# Task goal
Copy the data that follows exactly. Include no pictures.

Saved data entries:
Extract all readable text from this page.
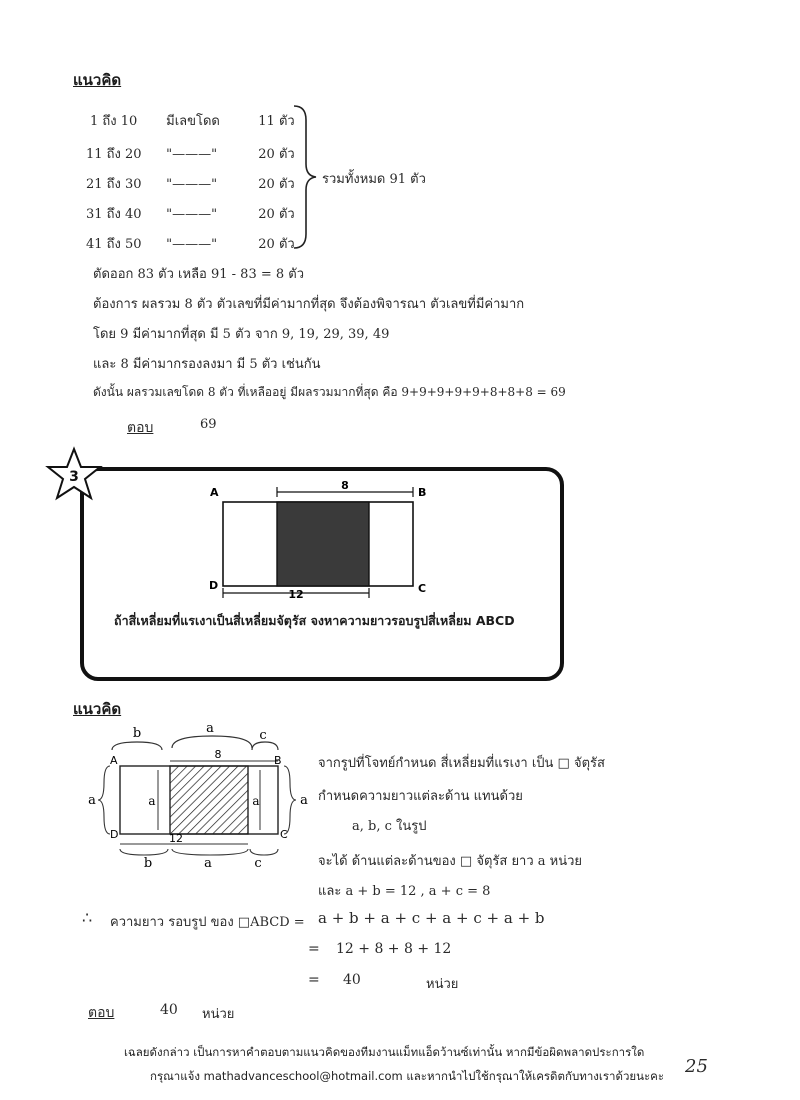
แนวคิด
1 ถึง 10 มีเลขโดด	11 ตัว
11 ถึง 20 "———"	20 ตัว
21 ถึง 30 "———"	20 ตัว
31 ถึง 40 "———"	20 ตัว
41 ถึง 50 "———"	20 ตัว
รวมทั้งหมด 91 ตัว
ตัดออก 83 ตัว เหลือ 91 - 83 = 8 ตัว
ต้องการ ผลรวม 8 ตัว ตัวเลขที่มีค่ามากที่สุด จึงต้องพิจารณา ตัวเลขที่มีค่ามาก
โดย 9 มีค่ามากที่สุด มี 5 ตัว จาก 9, 19, 29, 39, 49
และ 8 มีค่ามากรองลงมา มี 5 ตัว เช่นกัน
ดังนั้น ผลรวมเลขโดด 8 ตัว ที่เหลืออยู่ มีผลรวมมากที่สุด คือ 9+9+9+9+9+8+8+8 = 69
ตอบ	69
3
8
12
A	B
C
D
ถ้าสี่เหลี่ยมที่แรเงาเป็นสี่เหลี่ยมจัตุรัส จงหาความยาวรอบรูปสี่เหลี่ยม ABCD
แนวคิด
b	a	c
8
a	a
a	a
A	B
C
D	12
b	a	c
จากรูปที่โจทย์กำหนด สี่เหลี่ยมที่แรเงา เป็น □ จัตุรัส
กำหนดความยาวแต่ละด้าน แทนด้วย
a, b, c ในรูป
จะได้ ด้านแต่ละด้านของ □ จัตุรัส ยาว a หน่วย
และ a + b = 12 , a + c = 8
∴ ความยาว รอบรูป ของ □ABCD = a + b + a + c + a + c + a + b
= 12 + 8 + 8 + 12
= 40	หน่วย
ตอบ	40 หน่วย
เฉลยดังกล่าว เป็นการหาคำตอบตามแนวคิดของทีมงานแม็ทแอ็ดว้านซ์เท่านั้น หากมีข้อผิดพลาดประการใด
กรุณาแจ้ง mathadvanceschool@hotmail.com และหากนำไปใช้กรุณาให้เครดิตกับทางเราด้วยนะคะ 25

# Exercise response
Extract all readable text from this page.
แนวคิด
1 ถึง 10 มีเลขโดด	11 ตัว
11 ถึง 20 "———"	20 ตัว
21 ถึง 30 "———"	20 ตัว
31 ถึง 40 "———"	20 ตัว
41 ถึง 50 "———"	20 ตัว
รวมทั้งหมด 91 ตัว
ตัดออก 83 ตัว เหลือ 91 - 83 = 8 ตัว
ต้องการ ผลรวม 8 ตัว ตัวเลขที่มีค่ามากที่สุด จึงต้องพิจารณา ตัวเลขที่มีค่ามาก
โดย 9 มีค่ามากที่สุด มี 5 ตัว จาก 9, 19, 29, 39, 49
และ 8 มีค่ามากรองลงมา มี 5 ตัว เช่นกัน
ดังนั้น ผลรวมเลขโดด 8 ตัว ที่เหลืออยู่ มีผลรวมมากที่สุด คือ 9+9+9+9+9+8+8+8 = 69
ตอบ	69
3
8
12
A	B
C
D
ถ้าสี่เหลี่ยมที่แรเงาเป็นสี่เหลี่ยมจัตุรัส จงหาความยาวรอบรูปสี่เหลี่ยม ABCD
แนวคิด
b	a	c
8
a	a
a	a
A	B
C
D	12
b	a	c
จากรูปที่โจทย์กำหนด สี่เหลี่ยมที่แรเงา เป็น □ จัตุรัส
กำหนดความยาวแต่ละด้าน แทนด้วย
a, b, c ในรูป
จะได้ ด้านแต่ละด้านของ □ จัตุรัส ยาว a หน่วย
และ a + b = 12 , a + c = 8
∴ ความยาว รอบรูป ของ □ABCD = a + b + a + c + a + c + a + b
= 12 + 8 + 8 + 12
= 40	หน่วย
ตอบ	40 หน่วย
เฉลยดังกล่าว เป็นการหาคำตอบตามแนวคิดของทีมงานแม็ทแอ็ดว้านซ์เท่านั้น หากมีข้อผิดพลาดประการใด
กรุณาแจ้ง mathadvanceschool@hotmail.com และหากนำไปใช้กรุณาให้เครดิตกับทางเราด้วยนะคะ 25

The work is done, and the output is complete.